What is asked. Lines that contain the string "factors" are to be copied; leave out all others.

•••••

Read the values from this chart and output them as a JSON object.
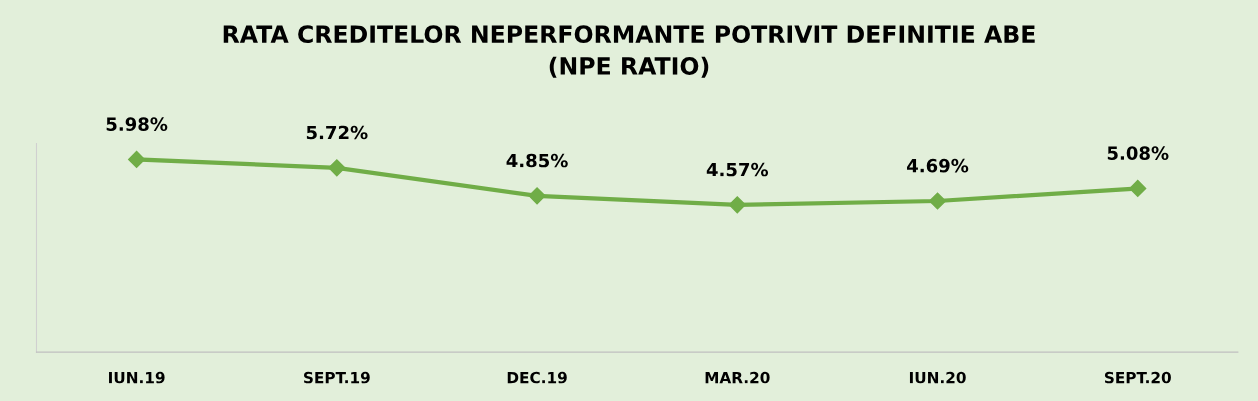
{
  "chart_data": {
    "type": "line",
    "title": "RATA CREDITELOR NEPERFORMANTE POTRIVIT DEFINITIE ABE\n(NPE RATIO)",
    "categories": [
      "IUN.19",
      "SEPT.19",
      "DEC.19",
      "MAR.20",
      "IUN.20",
      "SEPT.20"
    ],
    "series": [
      {
        "color": "#70ad47",
        "values": [
          5.98,
          5.72,
          4.85,
          4.57,
          4.69,
          5.08
        ],
        "value_labels": [
          "5.98%",
          "5.72%",
          "4.85%",
          "4.57%",
          "4.69%",
          "5.08%"
        ]
      }
    ],
    "marker": "diamond",
    "line_style": "solid",
    "grid": false,
    "legend": false,
    "tick_labels": "x"
  }
}
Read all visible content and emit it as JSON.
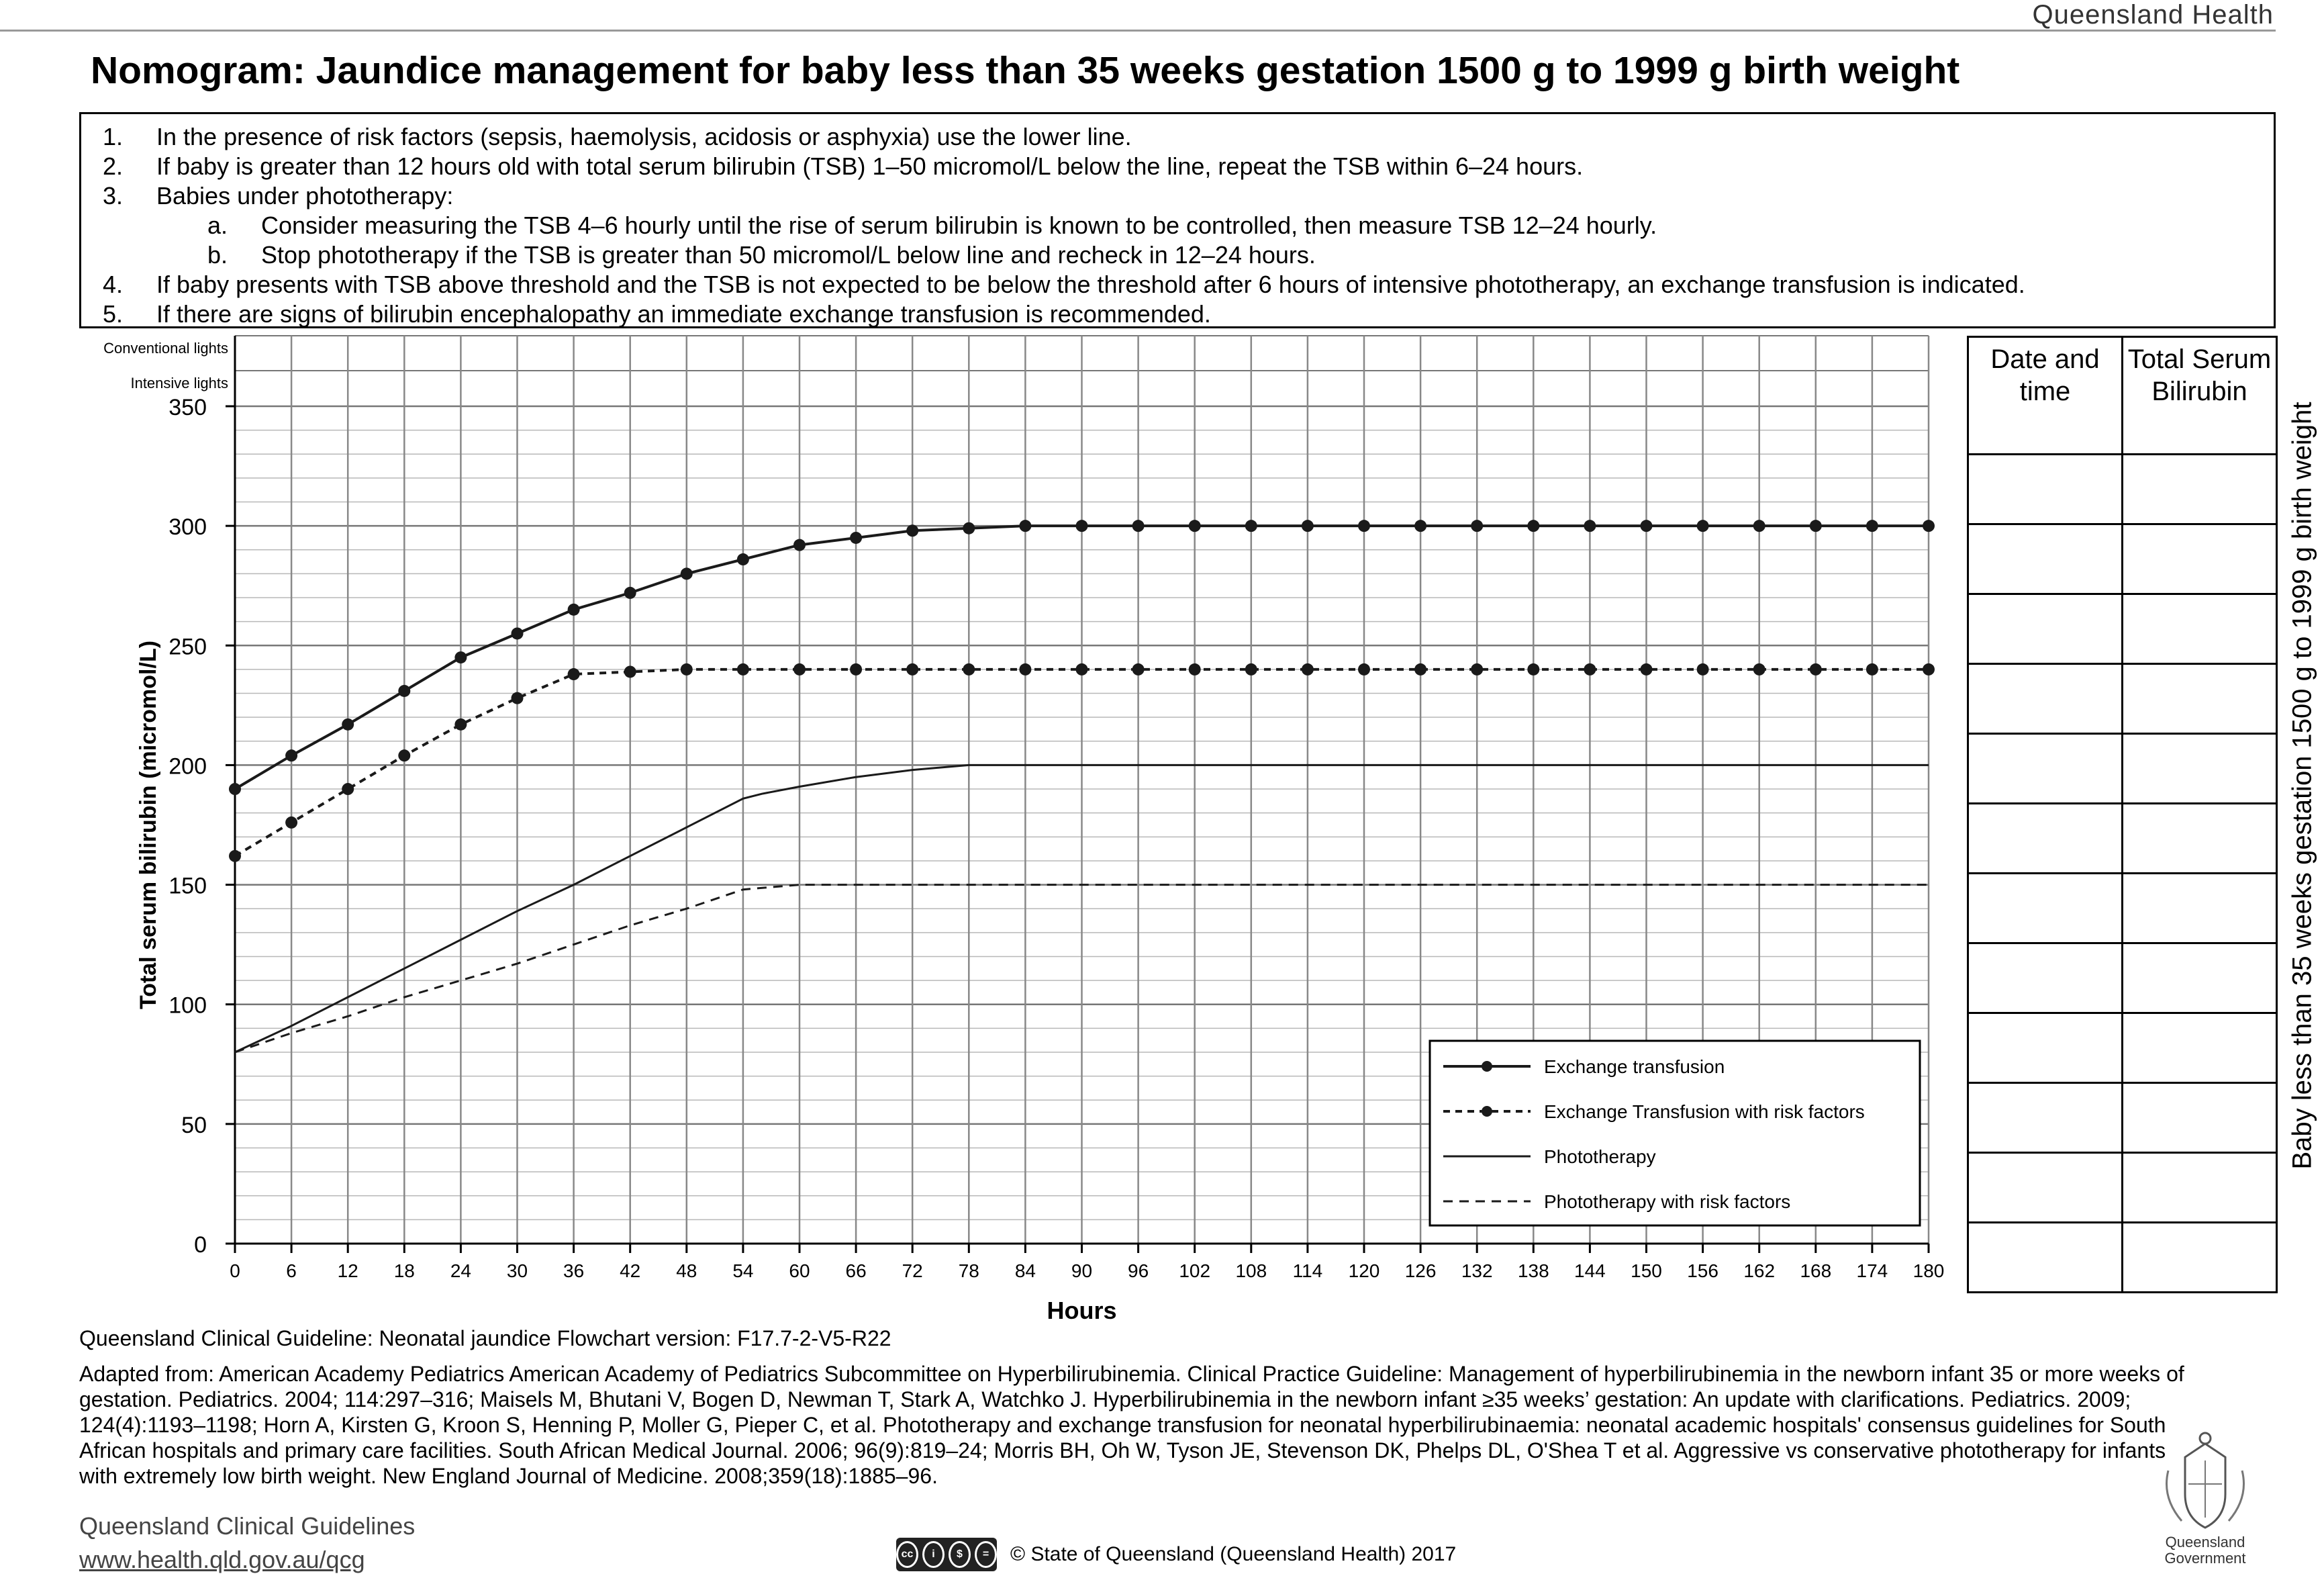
{
  "header": {
    "brand": "Queensland Health",
    "title": "Nomogram: Jaundice management for baby less than 35 weeks gestation 1500 g to 1999 g birth weight"
  },
  "instructions": [
    {
      "num": "1.",
      "text": "In the presence of risk factors (sepsis, haemolysis, acidosis or asphyxia) use the lower line."
    },
    {
      "num": "2.",
      "text": "If baby is greater than 12 hours old with total serum bilirubin (TSB) 1–50 micromol/L below the line, repeat the TSB within 6–24 hours."
    },
    {
      "num": "3.",
      "text": "Babies under phototherapy:"
    },
    {
      "num": "a.",
      "text": "Consider measuring the TSB 4–6 hourly until the rise of serum bilirubin is known to be controlled, then measure TSB 12–24 hourly.",
      "sub": true
    },
    {
      "num": "b.",
      "text": "Stop phototherapy if the TSB is greater than 50 micromol/L below line and recheck in 12–24 hours.",
      "sub": true
    },
    {
      "num": "4.",
      "text": "If baby presents with TSB above threshold and the TSB is not expected to be below the threshold after 6 hours of intensive phototherapy, an exchange transfusion is indicated."
    },
    {
      "num": "5.",
      "text": "If there are signs of bilirubin encephalopathy an immediate exchange transfusion is recommended."
    }
  ],
  "chart_data": {
    "type": "line",
    "xlabel": "Hours",
    "ylabel": "Total serum bilirubin (micromol/L)",
    "row_labels": [
      "Conventional lights",
      "Intensive lights"
    ],
    "xlim": [
      0,
      180
    ],
    "ylim": [
      0,
      350
    ],
    "x_ticks": [
      0,
      6,
      12,
      18,
      24,
      30,
      36,
      42,
      48,
      54,
      60,
      66,
      72,
      78,
      84,
      90,
      96,
      102,
      108,
      114,
      120,
      126,
      132,
      138,
      144,
      150,
      156,
      162,
      168,
      174,
      180
    ],
    "y_ticks": [
      0,
      50,
      100,
      150,
      200,
      250,
      300,
      350
    ],
    "grid": true,
    "legend_position": "bottom-right",
    "series": [
      {
        "name": "Exchange transfusion",
        "style": "solid-dots",
        "x": [
          0,
          6,
          12,
          18,
          24,
          30,
          36,
          42,
          48,
          54,
          60,
          66,
          72,
          78,
          84,
          90,
          96,
          102,
          108,
          114,
          120,
          126,
          132,
          138,
          144,
          150,
          156,
          162,
          168,
          174,
          180
        ],
        "y": [
          190,
          204,
          217,
          231,
          245,
          255,
          265,
          272,
          280,
          286,
          292,
          295,
          298,
          299,
          300,
          300,
          300,
          300,
          300,
          300,
          300,
          300,
          300,
          300,
          300,
          300,
          300,
          300,
          300,
          300,
          300
        ]
      },
      {
        "name": "Exchange Transfusion with risk factors",
        "style": "dashed-dots",
        "x": [
          0,
          6,
          12,
          18,
          24,
          30,
          36,
          42,
          48,
          54,
          60,
          66,
          72,
          78,
          84,
          90,
          96,
          102,
          108,
          114,
          120,
          126,
          132,
          138,
          144,
          150,
          156,
          162,
          168,
          174,
          180
        ],
        "y": [
          162,
          176,
          190,
          204,
          217,
          228,
          238,
          239,
          240,
          240,
          240,
          240,
          240,
          240,
          240,
          240,
          240,
          240,
          240,
          240,
          240,
          240,
          240,
          240,
          240,
          240,
          240,
          240,
          240,
          240,
          240
        ]
      },
      {
        "name": "Phototherapy",
        "style": "solid",
        "x": [
          0,
          6,
          12,
          18,
          24,
          30,
          36,
          42,
          48,
          54,
          56,
          60,
          66,
          72,
          78,
          84,
          180
        ],
        "y": [
          80,
          91,
          103,
          115,
          127,
          139,
          150,
          162,
          174,
          186,
          188,
          191,
          195,
          198,
          200,
          200,
          200
        ]
      },
      {
        "name": "Phototherapy with risk factors",
        "style": "dashed",
        "x": [
          0,
          6,
          12,
          18,
          24,
          30,
          36,
          42,
          48,
          54,
          60,
          180
        ],
        "y": [
          80,
          88,
          95,
          103,
          110,
          117,
          125,
          133,
          140,
          148,
          150,
          150
        ]
      }
    ]
  },
  "record_table": {
    "headers": [
      "Date and time",
      "Total Serum Bilirubin"
    ],
    "row_count": 12
  },
  "side_label": "Baby less than 35 weeks gestation 1500 g to 1999 g birth weight",
  "footer": {
    "guideline_version": "Queensland Clinical Guideline: Neonatal jaundice Flowchart version: F17.7-2-V5-R22",
    "adapted_from": "Adapted from: American Academy Pediatrics American Academy of Pediatrics Subcommittee on Hyperbilirubinemia. Clinical Practice Guideline: Management of hyperbilirubinemia in the newborn infant 35 or more weeks of gestation. Pediatrics. 2004; 114:297–316; Maisels M, Bhutani V, Bogen D, Newman T, Stark A, Watchko J. Hyperbilirubinemia in the newborn infant ≥35 weeks’ gestation: An update with clarifications. Pediatrics. 2009; 124(4):1193–1198; Horn A, Kirsten G, Kroon S, Henning P, Moller G, Pieper C, et al. Phototherapy and exchange transfusion for neonatal hyperbilirubinaemia: neonatal academic hospitals' consensus guidelines for South African hospitals and primary care facilities. South African Medical Journal. 2006; 96(9):819–24; Morris BH, Oh W, Tyson JE, Stevenson DK, Phelps DL, O'Shea T et al. Aggressive vs conservative phototherapy for infants with extremely low birth weight. New England Journal of Medicine. 2008;359(18):1885–96.",
    "org_name": "Queensland Clinical Guidelines",
    "org_url": "www.health.qld.gov.au/qcg",
    "cc_badge": "cc BY NC ND",
    "copyright": "© State of Queensland (Queensland Health) 2017",
    "logo_text": "Queensland Government"
  }
}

•••••

Full answer.
      "text": "In the presence of risk factors (sepsis, haemolysis, acidosis or asphyxia) use the lower line."
        "name": "Exchange Transfusion with risk factors",
        "name": "Phototherapy with risk factors",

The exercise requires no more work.